* [Extracted information]:

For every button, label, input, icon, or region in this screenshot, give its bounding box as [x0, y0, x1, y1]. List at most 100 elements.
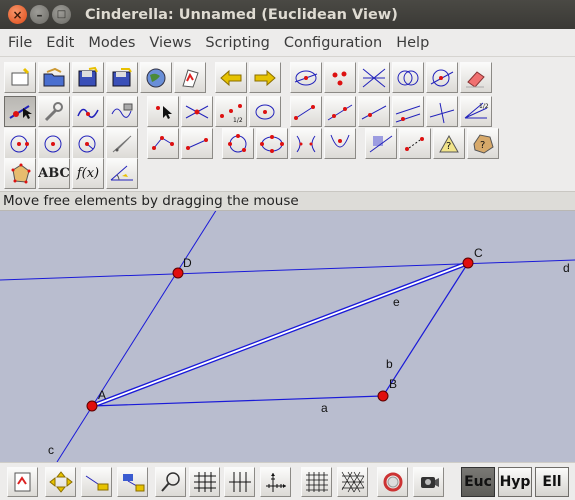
export-web-button[interactable]: [140, 62, 172, 93]
midpoint-button[interactable]: 1/2: [215, 96, 247, 127]
eraser-icon: [466, 70, 485, 88]
print-pdf-button[interactable]: [7, 467, 38, 497]
select-conics-button[interactable]: [392, 62, 424, 93]
reflection-button[interactable]: [365, 128, 397, 159]
locus-button[interactable]: ?: [433, 128, 465, 159]
segment-b-label: b: [386, 357, 393, 371]
conic-five-points-icon: [260, 134, 284, 153]
euclidean-view-button[interactable]: Euc: [461, 467, 495, 497]
translate-view-button[interactable]: [45, 467, 76, 497]
line-by-direction-button[interactable]: [358, 96, 390, 127]
undo-button[interactable]: [215, 62, 247, 93]
zoom-arrow-in-icon: [85, 475, 108, 491]
perpendicular-button[interactable]: [426, 96, 458, 127]
line-d[interactable]: [0, 259, 575, 281]
hyperbolic-view-button[interactable]: Hyp: [498, 467, 532, 497]
svg-text:?: ?: [480, 140, 485, 151]
circle-three-points-button[interactable]: [222, 128, 254, 159]
parabola-button[interactable]: [324, 128, 356, 159]
draw-curve-button[interactable]: [72, 96, 104, 127]
minimize-window-button[interactable]: –: [30, 5, 49, 24]
new-file-button[interactable]: [4, 62, 36, 93]
toolbar-row-misc: ABC f(x): [4, 158, 140, 190]
snap-grid-button[interactable]: [224, 467, 255, 497]
select-all-lines-button[interactable]: [358, 62, 390, 93]
circle-by-center-button[interactable]: [38, 128, 70, 159]
close-window-button[interactable]: ×: [8, 5, 27, 24]
filled-polygon-icon: [11, 163, 31, 183]
move-mode-button[interactable]: [4, 96, 36, 127]
segment-a[interactable]: [91, 395, 384, 407]
compass-transfer-button[interactable]: [106, 128, 138, 159]
menu-modes[interactable]: Modes: [81, 35, 142, 51]
angle-measure-button[interactable]: [106, 158, 138, 189]
menu-edit[interactable]: Edit: [39, 35, 81, 51]
open-folder-icon: [43, 67, 65, 86]
pdf-document-icon: [182, 68, 199, 88]
square-grid-button[interactable]: [301, 467, 332, 497]
parallel-button[interactable]: [392, 96, 424, 127]
axes-button[interactable]: [260, 467, 291, 497]
open-file-button[interactable]: [38, 62, 70, 93]
wrench-icon: [44, 101, 63, 121]
add-point-button[interactable]: [147, 96, 179, 127]
midpoint-icon: 1/2: [220, 103, 243, 124]
grid-button[interactable]: [189, 467, 220, 497]
select-lines-button[interactable]: [290, 62, 322, 93]
move-arrows-icon: [48, 471, 73, 493]
circle-center-button[interactable]: [249, 96, 281, 127]
circle-radius-icon: [10, 135, 29, 152]
polygon-fill-button[interactable]: [4, 158, 36, 189]
refresh-button[interactable]: [377, 467, 408, 497]
maximize-window-button[interactable]: □: [52, 5, 71, 24]
triangle-grid-button[interactable]: [337, 467, 368, 497]
save-file-button[interactable]: [72, 62, 104, 93]
circle-by-radius-button[interactable]: [4, 128, 36, 159]
point-a[interactable]: [86, 400, 98, 412]
polygon-button[interactable]: [147, 128, 179, 159]
add-text-button[interactable]: ABC: [38, 158, 70, 189]
construction-canvas[interactable]: A B C D a b e c d: [0, 211, 575, 462]
segment-e[interactable]: [91, 262, 469, 407]
save-as-button[interactable]: [106, 62, 138, 93]
menu-file[interactable]: File: [0, 35, 39, 51]
animation-button[interactable]: [413, 467, 444, 497]
point-b[interactable]: [377, 390, 389, 402]
point-d[interactable]: [172, 267, 184, 279]
zoom-out-button[interactable]: [117, 467, 148, 497]
elliptic-view-button[interactable]: Ell: [535, 467, 569, 497]
menu-configuration[interactable]: Configuration: [277, 35, 389, 51]
construction-svg[interactable]: A B C D a b e c d: [0, 211, 575, 462]
conic-by-foci-button[interactable]: [290, 128, 322, 159]
export-pdf-button[interactable]: [174, 62, 206, 93]
magnifier-icon: [160, 472, 180, 492]
curve-icon: [77, 108, 99, 118]
minimize-icon: –: [36, 7, 43, 22]
line-c[interactable]: [56, 211, 222, 462]
tracer-mode-button[interactable]: [106, 96, 138, 127]
zoom-tool-button[interactable]: [155, 467, 186, 497]
select-circles-lines-button[interactable]: [426, 62, 458, 93]
segment-points-button[interactable]: [181, 128, 213, 159]
point-c[interactable]: [462, 257, 474, 269]
tracer-icon: [111, 103, 133, 118]
function-plot-button[interactable]: f(x): [72, 158, 104, 189]
info-button[interactable]: ?: [467, 128, 499, 159]
zoom-in-button[interactable]: [81, 467, 112, 497]
angle-icon: [110, 165, 133, 180]
line-button[interactable]: [324, 96, 356, 127]
menu-scripting[interactable]: Scripting: [198, 35, 276, 51]
menu-views[interactable]: Views: [142, 35, 198, 51]
square-grid-icon: [305, 472, 328, 492]
select-points-button[interactable]: [324, 62, 356, 93]
modify-mode-button[interactable]: [38, 96, 70, 127]
compass-button[interactable]: [72, 128, 104, 159]
segment-button[interactable]: [290, 96, 322, 127]
intersection-point-button[interactable]: [181, 96, 213, 127]
angle-bisector-button[interactable]: 1/2: [460, 96, 492, 127]
translation-button[interactable]: [399, 128, 431, 159]
eraser-button[interactable]: [460, 62, 492, 93]
conic-five-points-button[interactable]: [256, 128, 288, 159]
redo-button[interactable]: [249, 62, 281, 93]
menu-help[interactable]: Help: [389, 35, 436, 51]
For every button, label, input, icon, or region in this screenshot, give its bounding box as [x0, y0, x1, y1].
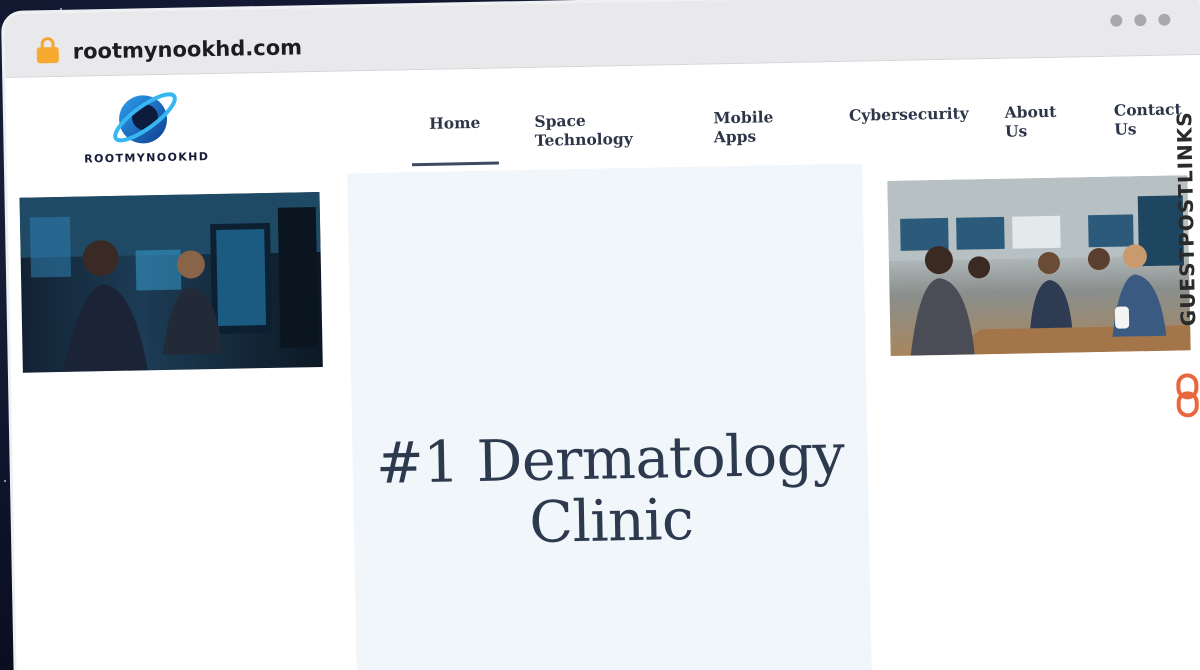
nav-item-mobile-apps[interactable]: Mobile Apps: [713, 106, 813, 146]
window-dot-icon[interactable]: [1134, 14, 1147, 27]
web-page: ROOTMYNOOKHD Home Space Technology Mobil…: [5, 55, 1200, 670]
nav-item-about-us[interactable]: About Us: [1004, 101, 1078, 141]
logo-wordmark: ROOTMYNOOKHD: [84, 150, 210, 166]
chain-link-icon: [1176, 373, 1199, 418]
browser-window: rootmynookhd.com ROOTMYNOOKHD Home Space…: [4, 0, 1200, 670]
lock-icon: [36, 37, 59, 64]
hero-title-line-2: Clinic: [528, 486, 694, 557]
address-bar[interactable]: rootmynookhd.com: [73, 35, 303, 63]
watermark: GUESTPOSTLINKS: [1158, 111, 1200, 418]
main-nav: Home Space Technology Mobile Apps Cybers…: [411, 99, 1200, 152]
hero-panel: #1 Dermatology Clinic: [347, 163, 873, 670]
window-dot-icon[interactable]: [1158, 13, 1171, 26]
nav-item-home[interactable]: Home: [411, 113, 499, 153]
hero-title: #1 Dermatology Clinic: [352, 421, 869, 558]
nav-item-cybersecurity[interactable]: Cybersecurity: [849, 104, 969, 144]
watermark-text: GUESTPOSTLINKS: [1172, 111, 1200, 327]
globe-orbit-icon: [113, 92, 177, 144]
hero-title-line-1: #1 Dermatology: [375, 421, 845, 497]
meeting-room-photo: [887, 175, 1191, 357]
site-logo[interactable]: ROOTMYNOOKHD: [70, 88, 222, 171]
window-controls: [1110, 13, 1171, 27]
window-dot-icon[interactable]: [1110, 14, 1123, 27]
office-monitors-photo: [19, 191, 323, 373]
nav-item-space-technology[interactable]: Space Technology: [534, 109, 678, 150]
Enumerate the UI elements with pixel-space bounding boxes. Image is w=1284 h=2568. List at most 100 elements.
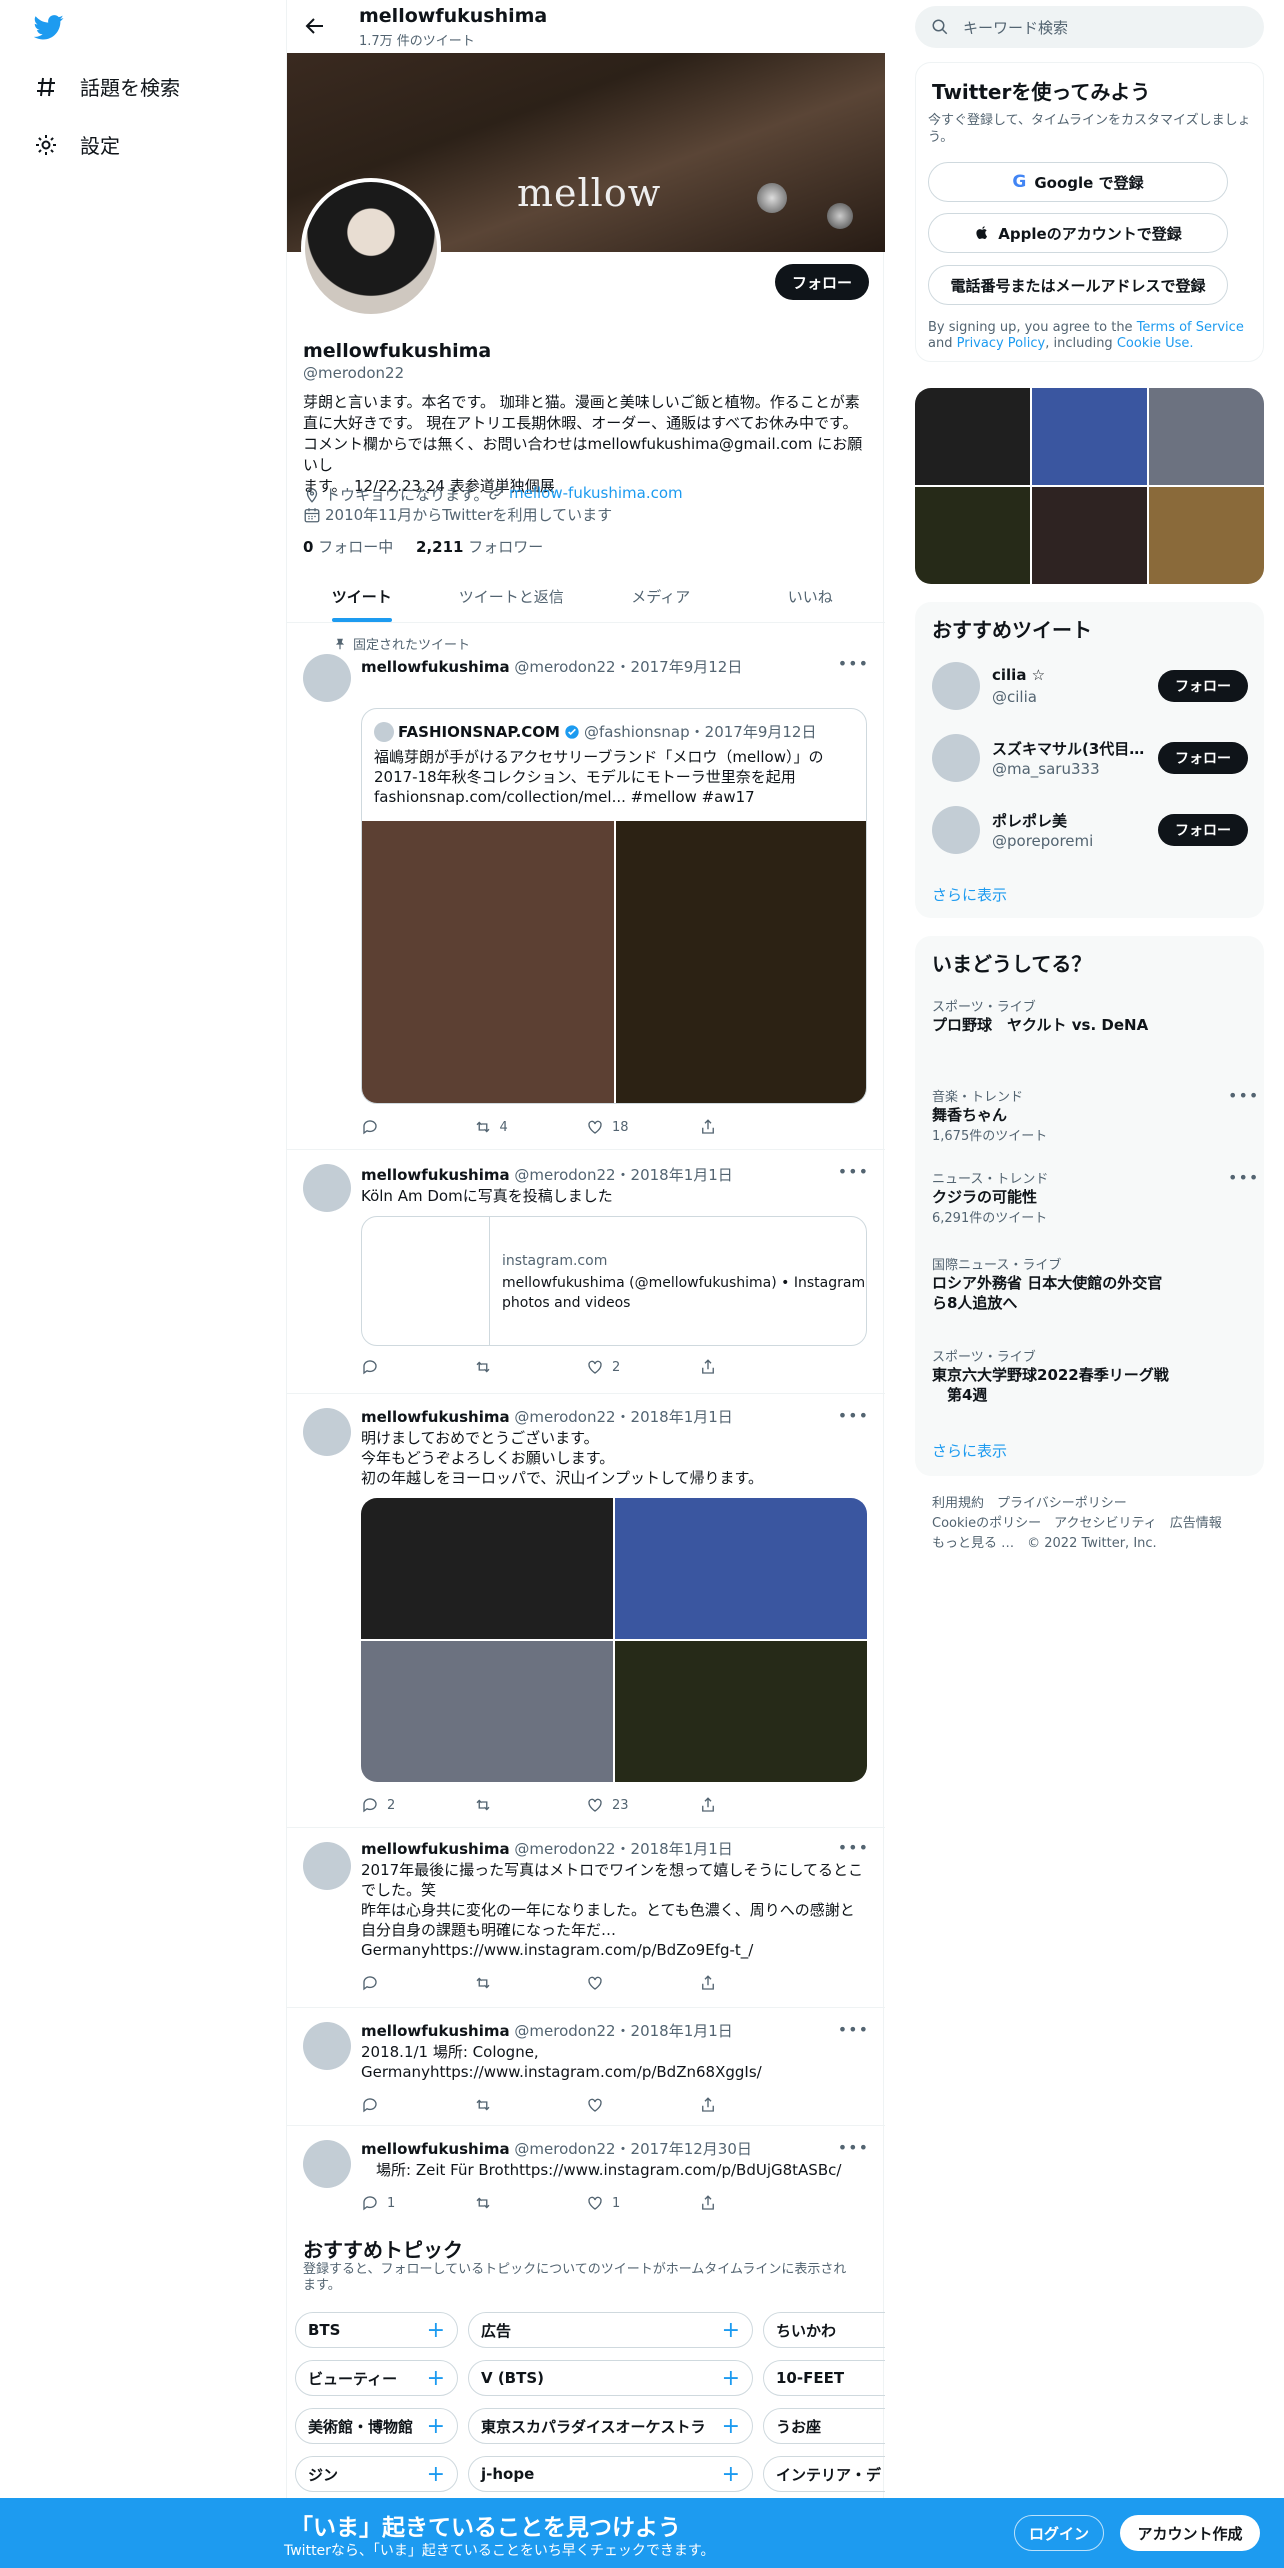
reply-button[interactable] [361, 1974, 474, 1992]
topic-chip[interactable]: 東京スカパラダイスオーケストラ + [468, 2408, 753, 2444]
google-signup-button[interactable]: G Google で登録 [928, 162, 1228, 202]
trend-item[interactable]: スポーツ・ライブ プロ野球 ヤクルト vs. DeNA [932, 996, 1148, 1035]
reply-button[interactable] [361, 2096, 474, 2114]
more-icon[interactable]: ••• [1228, 1168, 1268, 1187]
quote-tweet-card[interactable]: FASHIONSNAP.COM @fashionsnap・2017年9月12日 … [361, 708, 867, 1104]
twitter-logo-icon[interactable] [33, 12, 64, 46]
topic-chip[interactable]: インテリア・デ [763, 2456, 885, 2492]
profile-avatar[interactable] [301, 178, 441, 318]
follow-button[interactable]: フォロー [1158, 742, 1248, 774]
follow-button[interactable]: フォロー [1158, 814, 1248, 846]
like-button[interactable]: 18 [586, 1118, 699, 1136]
media-thumb[interactable] [915, 487, 1030, 584]
cookie-link[interactable]: Cookie Use. [1117, 336, 1194, 351]
tweet[interactable]: 固定されたツイート mellowfukushima @merodon22・201… [287, 624, 885, 1150]
back-arrow-icon[interactable] [303, 14, 327, 38]
like-button[interactable]: 23 [586, 1796, 699, 1814]
share-button[interactable] [699, 1358, 812, 1376]
retweet-button[interactable] [474, 1358, 587, 1376]
avatar[interactable] [303, 2140, 351, 2188]
tab-tweets[interactable]: ツイート [287, 570, 437, 622]
trend-item[interactable]: 国際ニュース・ライブ ロシア外務省 日本大使館の外交官 ら8人追放へ [932, 1254, 1162, 1313]
search-input[interactable]: キーワード検索 [915, 6, 1264, 48]
login-button[interactable]: ログイン [1014, 2515, 1104, 2551]
avatar[interactable] [932, 734, 980, 782]
tweet[interactable]: mellowfukushima @merodon22・2017年12月30日 •… [287, 2126, 885, 2226]
follow-button[interactable]: フォロー [1158, 670, 1248, 702]
quote-image[interactable] [362, 821, 614, 1103]
more-icon[interactable]: ••• [1228, 1086, 1268, 1105]
retweet-button[interactable] [474, 1796, 587, 1814]
trend-item[interactable]: ニュース・トレンド クジラの可能性 6,291件のツイート [932, 1168, 1048, 1226]
profile-website-link[interactable]: mellow-fukushima.com [487, 484, 683, 502]
phone-email-signup-button[interactable]: 電話番号またはメールアドレスで登録 [928, 265, 1228, 305]
topic-chip[interactable]: 美術館・博物館 + [295, 2408, 458, 2444]
more-icon[interactable]: ••• [838, 1162, 869, 1181]
tab-likes[interactable]: いいね [736, 570, 886, 622]
share-button[interactable] [699, 1118, 812, 1136]
more-icon[interactable]: ••• [838, 2020, 869, 2039]
nav-explore[interactable]: 話題を検索 [34, 72, 180, 101]
reply-button[interactable] [361, 1358, 474, 1376]
more-icon[interactable]: ••• [838, 1406, 869, 1425]
avatar[interactable] [303, 654, 351, 702]
avatar[interactable] [932, 806, 980, 854]
more-icon[interactable]: ••• [838, 2138, 869, 2157]
topic-chip[interactable]: ビューティー + [295, 2360, 458, 2396]
tab-media[interactable]: メディア [586, 570, 736, 622]
avatar[interactable] [303, 2022, 351, 2070]
avatar[interactable] [932, 662, 980, 710]
quote-image[interactable] [616, 821, 866, 1103]
media-thumb[interactable] [915, 388, 1030, 485]
terms-link[interactable]: Terms of Service [1137, 320, 1244, 335]
share-button[interactable] [699, 1974, 812, 1992]
following-link[interactable]: 0 フォロー中 [303, 538, 393, 556]
tweet-image[interactable] [361, 1641, 613, 1782]
like-button[interactable] [586, 2096, 699, 2114]
topic-chip[interactable]: V (BTS) + [468, 2360, 753, 2396]
avatar[interactable] [303, 1164, 351, 1212]
topic-chip[interactable]: うお座 [763, 2408, 885, 2444]
nav-settings[interactable]: 設定 [34, 130, 120, 159]
show-more-link[interactable]: さらに表示 [932, 884, 1007, 905]
topic-chip[interactable]: ジン + [295, 2456, 458, 2492]
share-button[interactable] [699, 2194, 812, 2212]
tweet-image[interactable] [615, 1498, 867, 1639]
reply-button[interactable]: 1 [361, 2194, 474, 2212]
share-button[interactable] [699, 1796, 812, 1814]
topic-chip[interactable]: BTS + [295, 2312, 458, 2348]
trend-item[interactable]: 音楽・トレンド 舞香ちゃん 1,675件のツイート [932, 1086, 1047, 1144]
link-card[interactable]: instagram.com mellowfukushima (@mellowfu… [361, 1216, 867, 1346]
share-button[interactable] [699, 2096, 812, 2114]
tweet[interactable]: mellowfukushima @merodon22・2018年1月1日 •••… [287, 1394, 885, 1828]
more-icon[interactable]: ••• [838, 1838, 869, 1857]
like-button[interactable] [586, 1974, 699, 1992]
tweet-image[interactable] [615, 1641, 867, 1782]
avatar[interactable] [303, 1842, 351, 1890]
retweet-button[interactable] [474, 2096, 587, 2114]
retweet-button[interactable] [474, 2194, 587, 2212]
tweet-image[interactable] [361, 1498, 613, 1639]
show-more-link[interactable]: さらに表示 [932, 1440, 1007, 1461]
media-thumb[interactable] [1149, 487, 1264, 584]
tweet[interactable]: mellowfukushima @merodon22・2018年1月1日 •••… [287, 1150, 885, 1394]
topic-chip[interactable]: 広告 + [468, 2312, 753, 2348]
media-thumb[interactable] [1032, 487, 1147, 584]
reply-button[interactable] [361, 1118, 474, 1136]
avatar[interactable] [303, 1408, 351, 1456]
topic-chip[interactable]: 10-FEET [763, 2360, 885, 2396]
media-thumb[interactable] [1149, 388, 1264, 485]
media-thumb[interactable] [1032, 388, 1147, 485]
follow-button[interactable]: フォロー [775, 264, 869, 300]
topic-chip[interactable]: j-hope + [468, 2456, 753, 2492]
footer-links[interactable]: 利用規約 プライバシーポリシー Cookieのポリシー アクセシビリティ 広告情報… [932, 1494, 1222, 1554]
topic-chip[interactable]: ちいかわ [763, 2312, 885, 2348]
tweet[interactable]: mellowfukushima @merodon22・2018年1月1日 •••… [287, 1828, 885, 2008]
tweet[interactable]: mellowfukushima @merodon22・2018年1月1日 •••… [287, 2008, 885, 2126]
retweet-button[interactable] [474, 1974, 587, 1992]
followers-link[interactable]: 2,211 フォロワー [416, 538, 543, 556]
tab-tweets-replies[interactable]: ツイートと返信 [437, 570, 587, 622]
more-icon[interactable]: ••• [838, 654, 869, 673]
like-button[interactable]: 2 [586, 1358, 699, 1376]
retweet-button[interactable]: 4 [474, 1118, 587, 1136]
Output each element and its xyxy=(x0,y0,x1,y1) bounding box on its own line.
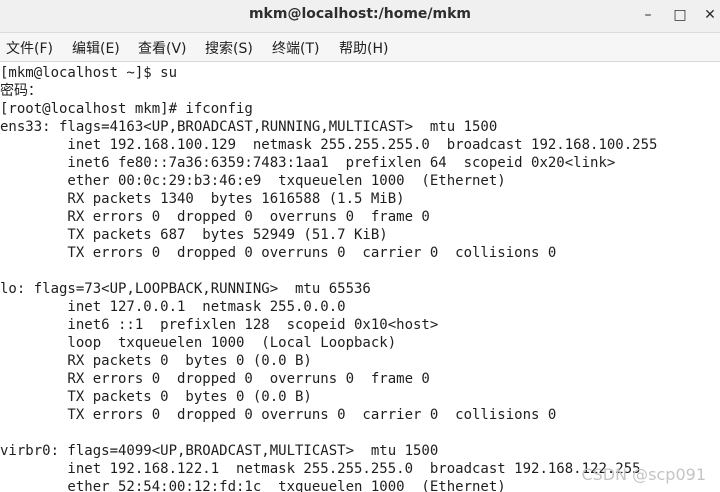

* [Do this]: Copy the records word for word, beginning at the line that has "export-web-button[interactable]: [140, 62, 172, 93]" and stopping after the line that has "hyperbolic-view-button[interactable]: Hyp: [498, 467, 532, 497]".

* [Solution to this exercise]:
export-web-button[interactable]: [140, 62, 172, 93]
midpoint-button[interactable]: 1/2: [215, 96, 247, 127]
eraser-icon: [466, 70, 485, 88]
print-pdf-button[interactable]: [7, 467, 38, 497]
select-conics-button[interactable]: [392, 62, 424, 93]
reflection-button[interactable]: [365, 128, 397, 159]
locus-button[interactable]: ?: [433, 128, 465, 159]
segment-b-label: b: [386, 357, 393, 371]
conic-five-points-icon: [260, 134, 284, 153]
euclidean-view-button[interactable]: Euc: [461, 467, 495, 497]
translate-view-button[interactable]: [45, 467, 76, 497]
line-by-direction-button[interactable]: [358, 96, 390, 127]
undo-button[interactable]: [215, 62, 247, 93]
zoom-arrow-in-icon: [85, 475, 108, 491]
perpendicular-button[interactable]: [426, 96, 458, 127]
line-d[interactable]: [0, 259, 575, 281]
hyperbolic-view-button[interactable]: Hyp: [498, 467, 532, 497]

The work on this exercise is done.